Leave out any picture and return the remaining listing below exactly as given.

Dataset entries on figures
= = = = =
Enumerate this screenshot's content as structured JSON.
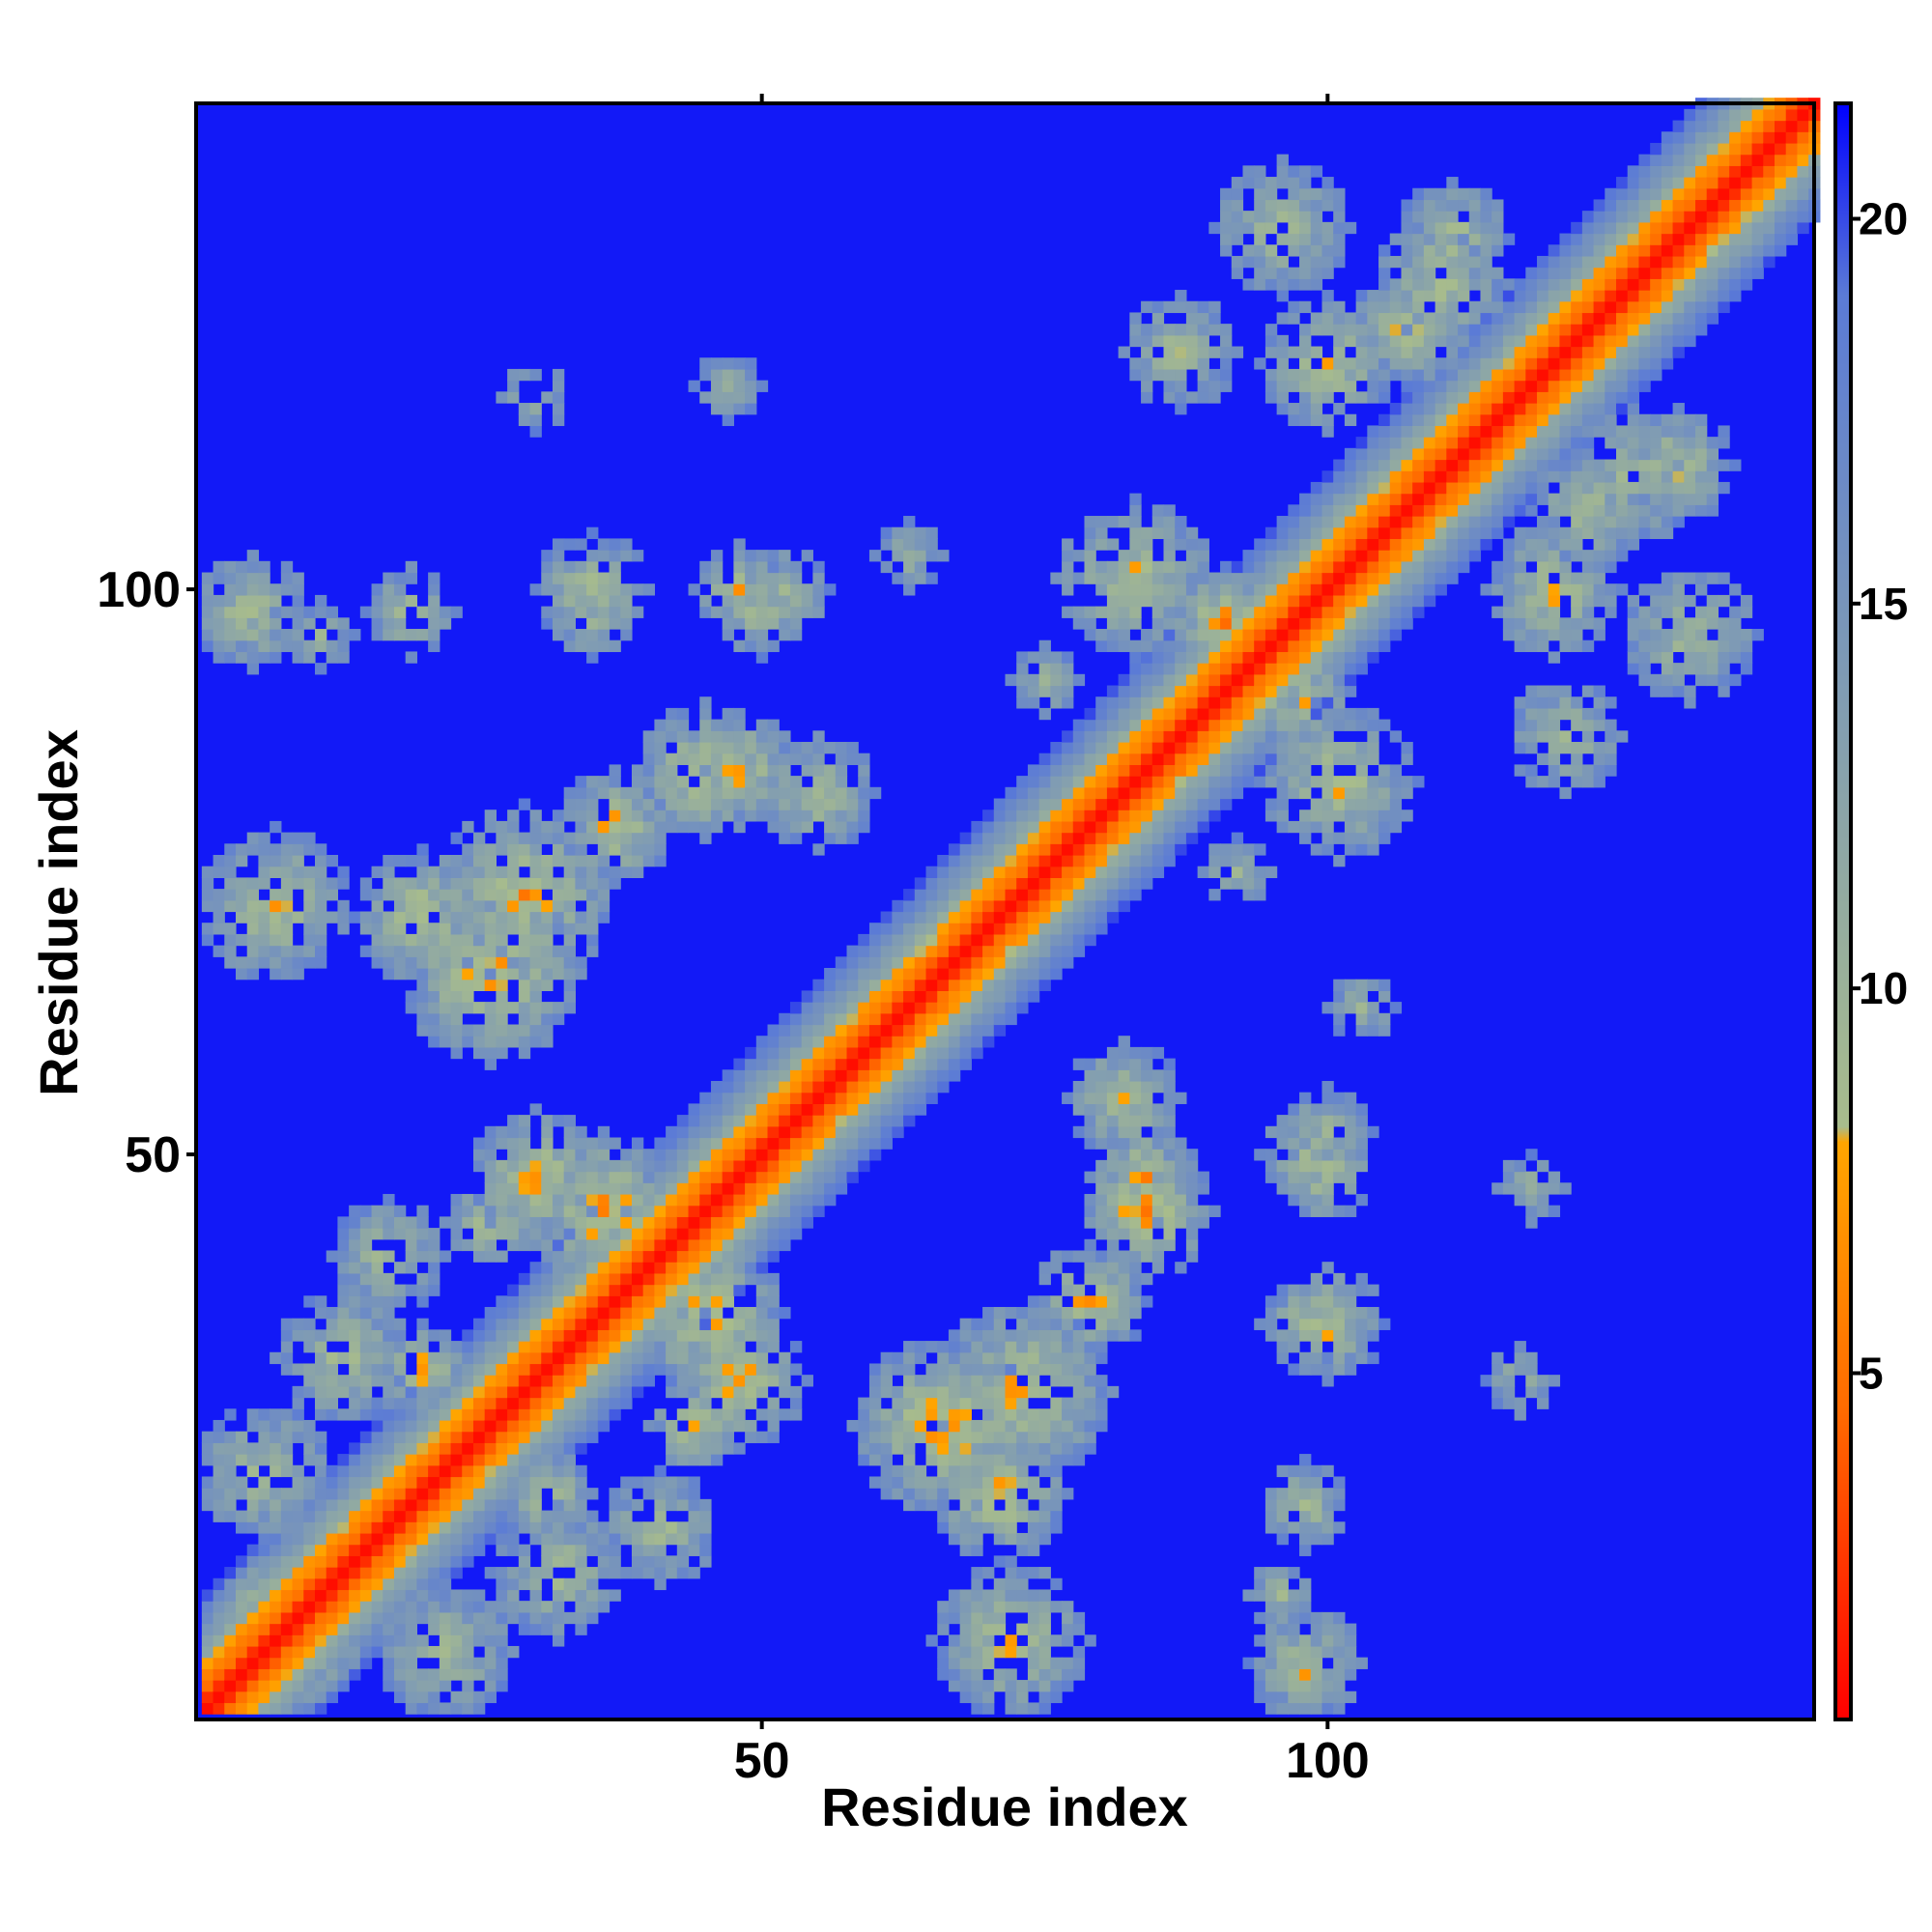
{
  "chart_data": {
    "type": "heatmap",
    "title": "",
    "xlabel": "Residue index",
    "ylabel": "Residue index",
    "n_residues": 143,
    "xlim": [
      1,
      143
    ],
    "ylim": [
      1,
      143
    ],
    "x_ticks": [
      50,
      100
    ],
    "y_ticks": [
      50,
      100
    ],
    "x_tick_labels": [
      "50",
      "100"
    ],
    "y_tick_labels": [
      "50",
      "100"
    ],
    "colorbar": {
      "range": [
        0.5,
        21.5
      ],
      "ticks": [
        5,
        10,
        15,
        20
      ],
      "tick_labels": [
        "5",
        "10",
        "15",
        "20"
      ],
      "gradient": [
        {
          "value": 0.5,
          "color": "#ff0000"
        },
        {
          "value": 4.5,
          "color": "#ff6a00"
        },
        {
          "value": 8.0,
          "color": "#ffa500"
        },
        {
          "value": 8.2,
          "color": "#a8bc8c"
        },
        {
          "value": 14,
          "color": "#7f9bb4"
        },
        {
          "value": 19,
          "color": "#5b7bd6"
        },
        {
          "value": 21.5,
          "color": "#0000ff"
        }
      ]
    },
    "background_value": 21,
    "diagonal_band": {
      "center": 1,
      "width_full": 4,
      "falloff": 6
    },
    "contact_clusters": [
      {
        "i": 8,
        "j": 8,
        "r": 7,
        "min": 5
      },
      {
        "i": 6,
        "j": 22,
        "r": 6,
        "min": 9
      },
      {
        "i": 13,
        "j": 32,
        "r": 6,
        "min": 9
      },
      {
        "i": 17,
        "j": 41,
        "r": 5,
        "min": 9
      },
      {
        "i": 20,
        "j": 31,
        "r": 4,
        "min": 7
      },
      {
        "i": 26,
        "j": 44,
        "r": 4,
        "min": 8
      },
      {
        "i": 30,
        "j": 48,
        "r": 6,
        "min": 7
      },
      {
        "i": 36,
        "j": 45,
        "r": 7,
        "min": 6
      },
      {
        "i": 29,
        "j": 73,
        "r": 8,
        "min": 7
      },
      {
        "i": 37,
        "j": 79,
        "r": 5,
        "min": 7
      },
      {
        "i": 45,
        "j": 84,
        "r": 6,
        "min": 6
      },
      {
        "i": 35,
        "j": 98,
        "r": 4,
        "min": 9
      },
      {
        "i": 19,
        "j": 98,
        "r": 4,
        "min": 9
      },
      {
        "i": 4,
        "j": 98,
        "r": 4,
        "min": 8
      },
      {
        "i": 50,
        "j": 98,
        "r": 4,
        "min": 9
      },
      {
        "i": 66,
        "j": 26,
        "r": 8,
        "min": 6
      },
      {
        "i": 71,
        "j": 20,
        "r": 6,
        "min": 7
      },
      {
        "i": 72,
        "j": 7,
        "r": 7,
        "min": 8
      },
      {
        "i": 84,
        "j": 48,
        "r": 5,
        "min": 7
      },
      {
        "i": 82,
        "j": 55,
        "r": 5,
        "min": 8
      },
      {
        "i": 100,
        "j": 35,
        "r": 5,
        "min": 8
      },
      {
        "i": 98,
        "j": 5,
        "r": 5,
        "min": 9
      },
      {
        "i": 100,
        "j": 48,
        "r": 4,
        "min": 8
      },
      {
        "i": 86,
        "j": 85,
        "r": 4,
        "min": 7
      },
      {
        "i": 91,
        "j": 97,
        "r": 5,
        "min": 6
      },
      {
        "i": 100,
        "j": 120,
        "r": 6,
        "min": 8
      },
      {
        "i": 107,
        "j": 123,
        "r": 5,
        "min": 8
      },
      {
        "i": 111,
        "j": 131,
        "r": 5,
        "min": 8
      },
      {
        "i": 101,
        "j": 83,
        "r": 7,
        "min": 8
      },
      {
        "i": 121,
        "j": 87,
        "r": 5,
        "min": 9
      },
      {
        "i": 132,
        "j": 96,
        "r": 6,
        "min": 9
      },
      {
        "i": 127,
        "j": 110,
        "r": 6,
        "min": 9
      },
      {
        "i": 52,
        "j": 100,
        "r": 4,
        "min": 10
      },
      {
        "i": 47,
        "j": 118,
        "r": 3,
        "min": 10
      },
      {
        "i": 30,
        "j": 117,
        "r": 3,
        "min": 10
      },
      {
        "i": 11,
        "j": 96,
        "r": 3,
        "min": 10
      },
      {
        "i": 75,
        "j": 92,
        "r": 3,
        "min": 10
      },
      {
        "i": 63,
        "j": 103,
        "r": 3,
        "min": 10
      }
    ]
  }
}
= = = = =
** Answer below **
Enumerate this screenshot's content as structured JSON.
{
  "chart_data": {
    "type": "heatmap",
    "title": "",
    "xlabel": "Residue index",
    "ylabel": "Residue index",
    "n_residues": 143,
    "xlim": [
      1,
      143
    ],
    "ylim": [
      1,
      143
    ],
    "x_ticks": [
      50,
      100
    ],
    "y_ticks": [
      50,
      100
    ],
    "x_tick_labels": [
      "50",
      "100"
    ],
    "y_tick_labels": [
      "50",
      "100"
    ],
    "colorbar": {
      "range": [
        0.5,
        21.5
      ],
      "ticks": [
        5,
        10,
        15,
        20
      ],
      "tick_labels": [
        "5",
        "10",
        "15",
        "20"
      ],
      "gradient": [
        {
          "value": 0.5,
          "color": "#ff0000"
        },
        {
          "value": 4.5,
          "color": "#ff6a00"
        },
        {
          "value": 8.0,
          "color": "#ffa500"
        },
        {
          "value": 8.2,
          "color": "#a8bc8c"
        },
        {
          "value": 14,
          "color": "#7f9bb4"
        },
        {
          "value": 19,
          "color": "#5b7bd6"
        },
        {
          "value": 21.5,
          "color": "#0000ff"
        }
      ]
    },
    "background_value": 21,
    "diagonal_band": {
      "center": 1,
      "width_full": 4,
      "falloff": 6
    },
    "contact_clusters": [
      {
        "i": 8,
        "j": 8,
        "r": 7,
        "min": 5
      },
      {
        "i": 6,
        "j": 22,
        "r": 6,
        "min": 9
      },
      {
        "i": 13,
        "j": 32,
        "r": 6,
        "min": 9
      },
      {
        "i": 17,
        "j": 41,
        "r": 5,
        "min": 9
      },
      {
        "i": 20,
        "j": 31,
        "r": 4,
        "min": 7
      },
      {
        "i": 26,
        "j": 44,
        "r": 4,
        "min": 8
      },
      {
        "i": 30,
        "j": 48,
        "r": 6,
        "min": 7
      },
      {
        "i": 36,
        "j": 45,
        "r": 7,
        "min": 6
      },
      {
        "i": 29,
        "j": 73,
        "r": 8,
        "min": 7
      },
      {
        "i": 37,
        "j": 79,
        "r": 5,
        "min": 7
      },
      {
        "i": 45,
        "j": 84,
        "r": 6,
        "min": 6
      },
      {
        "i": 35,
        "j": 98,
        "r": 4,
        "min": 9
      },
      {
        "i": 19,
        "j": 98,
        "r": 4,
        "min": 9
      },
      {
        "i": 4,
        "j": 98,
        "r": 4,
        "min": 8
      },
      {
        "i": 50,
        "j": 98,
        "r": 4,
        "min": 9
      },
      {
        "i": 66,
        "j": 26,
        "r": 8,
        "min": 6
      },
      {
        "i": 71,
        "j": 20,
        "r": 6,
        "min": 7
      },
      {
        "i": 72,
        "j": 7,
        "r": 7,
        "min": 8
      },
      {
        "i": 84,
        "j": 48,
        "r": 5,
        "min": 7
      },
      {
        "i": 82,
        "j": 55,
        "r": 5,
        "min": 8
      },
      {
        "i": 100,
        "j": 35,
        "r": 5,
        "min": 8
      },
      {
        "i": 98,
        "j": 5,
        "r": 5,
        "min": 9
      },
      {
        "i": 100,
        "j": 48,
        "r": 4,
        "min": 8
      },
      {
        "i": 86,
        "j": 85,
        "r": 4,
        "min": 7
      },
      {
        "i": 91,
        "j": 97,
        "r": 5,
        "min": 6
      },
      {
        "i": 100,
        "j": 120,
        "r": 6,
        "min": 8
      },
      {
        "i": 107,
        "j": 123,
        "r": 5,
        "min": 8
      },
      {
        "i": 111,
        "j": 131,
        "r": 5,
        "min": 8
      },
      {
        "i": 101,
        "j": 83,
        "r": 7,
        "min": 8
      },
      {
        "i": 121,
        "j": 87,
        "r": 5,
        "min": 9
      },
      {
        "i": 132,
        "j": 96,
        "r": 6,
        "min": 9
      },
      {
        "i": 127,
        "j": 110,
        "r": 6,
        "min": 9
      },
      {
        "i": 52,
        "j": 100,
        "r": 4,
        "min": 10
      },
      {
        "i": 47,
        "j": 118,
        "r": 3,
        "min": 10
      },
      {
        "i": 30,
        "j": 117,
        "r": 3,
        "min": 10
      },
      {
        "i": 11,
        "j": 96,
        "r": 3,
        "min": 10
      },
      {
        "i": 75,
        "j": 92,
        "r": 3,
        "min": 10
      },
      {
        "i": 63,
        "j": 103,
        "r": 3,
        "min": 10
      }
    ]
  }
}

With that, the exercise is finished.